Provided data:
☆ ☆ ☆

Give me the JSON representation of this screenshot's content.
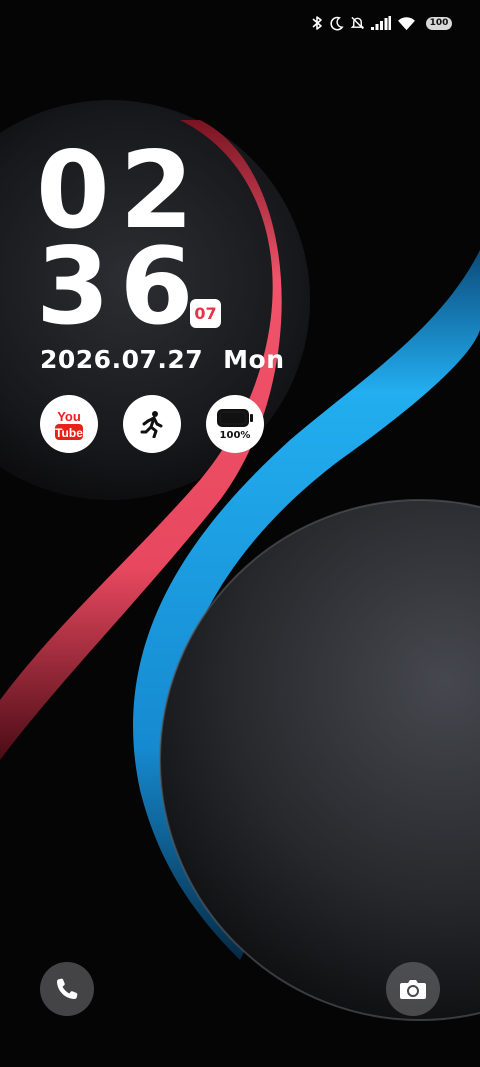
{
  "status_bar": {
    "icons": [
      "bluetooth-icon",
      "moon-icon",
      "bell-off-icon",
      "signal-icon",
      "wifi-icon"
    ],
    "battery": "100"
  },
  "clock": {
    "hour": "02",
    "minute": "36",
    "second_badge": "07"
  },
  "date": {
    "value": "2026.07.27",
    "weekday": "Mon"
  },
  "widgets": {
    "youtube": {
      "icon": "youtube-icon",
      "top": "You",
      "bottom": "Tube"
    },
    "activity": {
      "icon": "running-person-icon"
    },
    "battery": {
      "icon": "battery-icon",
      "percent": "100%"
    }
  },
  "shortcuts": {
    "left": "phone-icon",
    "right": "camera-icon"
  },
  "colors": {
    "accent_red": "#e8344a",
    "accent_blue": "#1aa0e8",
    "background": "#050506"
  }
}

☆ ☆ ☆

What to work on:
Using the listing above, state the number of lines that hold "battery", with no other text.

Problem solution:
3